↓↓↓

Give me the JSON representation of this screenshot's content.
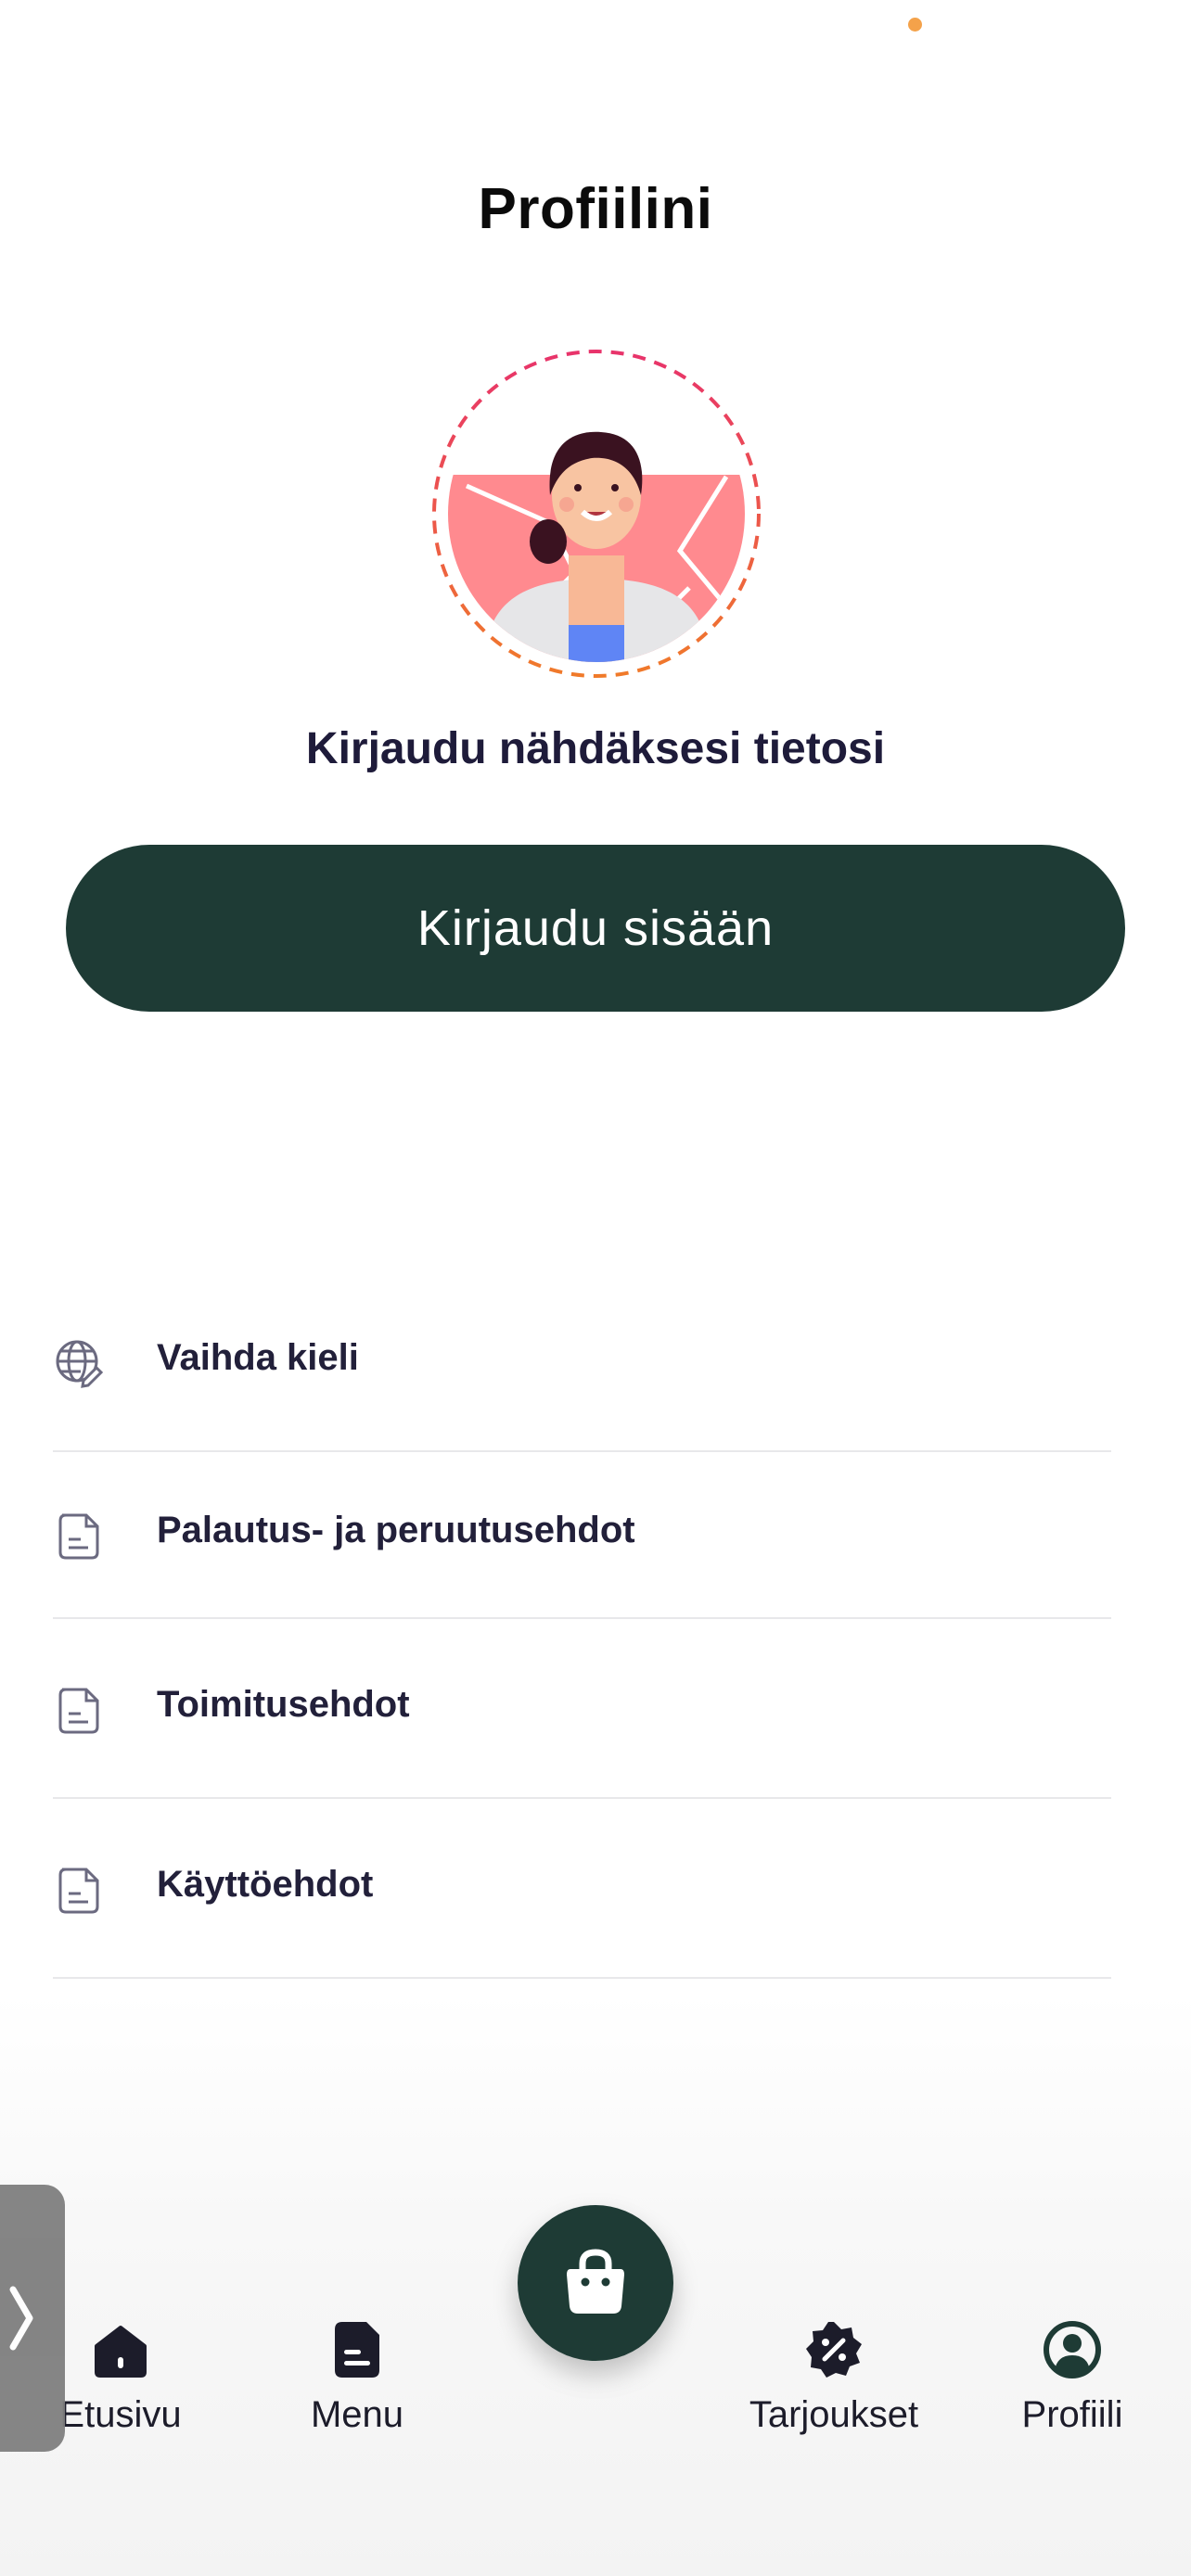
{
  "header": {
    "title": "Profiilini"
  },
  "profile": {
    "prompt": "Kirjaudu nähdäksesi tietosi",
    "login_label": "Kirjaudu sisään"
  },
  "menu": {
    "items": [
      {
        "label": "Vaihda kieli",
        "icon": "globe-edit-icon"
      },
      {
        "label": "Palautus- ja peruutusehdot",
        "icon": "document-icon"
      },
      {
        "label": "Toimitusehdot",
        "icon": "document-icon"
      },
      {
        "label": "Käyttöehdot",
        "icon": "document-icon"
      }
    ]
  },
  "tabbar": {
    "items": [
      {
        "label": "Etusivu",
        "icon": "home-icon",
        "active": false
      },
      {
        "label": "Menu",
        "icon": "menu-document-icon",
        "active": false
      },
      {
        "label": "Tarjoukset",
        "icon": "discount-badge-icon",
        "active": false
      },
      {
        "label": "Profiili",
        "icon": "profile-icon",
        "active": true
      }
    ],
    "center_button_icon": "shopping-bag-icon"
  },
  "colors": {
    "primary": "#1e3b35",
    "text": "#1f1d36",
    "accent_pink": "#ff8a8f",
    "status_dot": "#f4a24a",
    "divider": "#e8e8ea"
  }
}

↑↑↑

Select from the material above each line in which the string "Kirjaudu" appears, and list those lines.

→ Task answer:
    "prompt": "Kirjaudu nähdäksesi tietosi",
    "login_label": "Kirjaudu sisään"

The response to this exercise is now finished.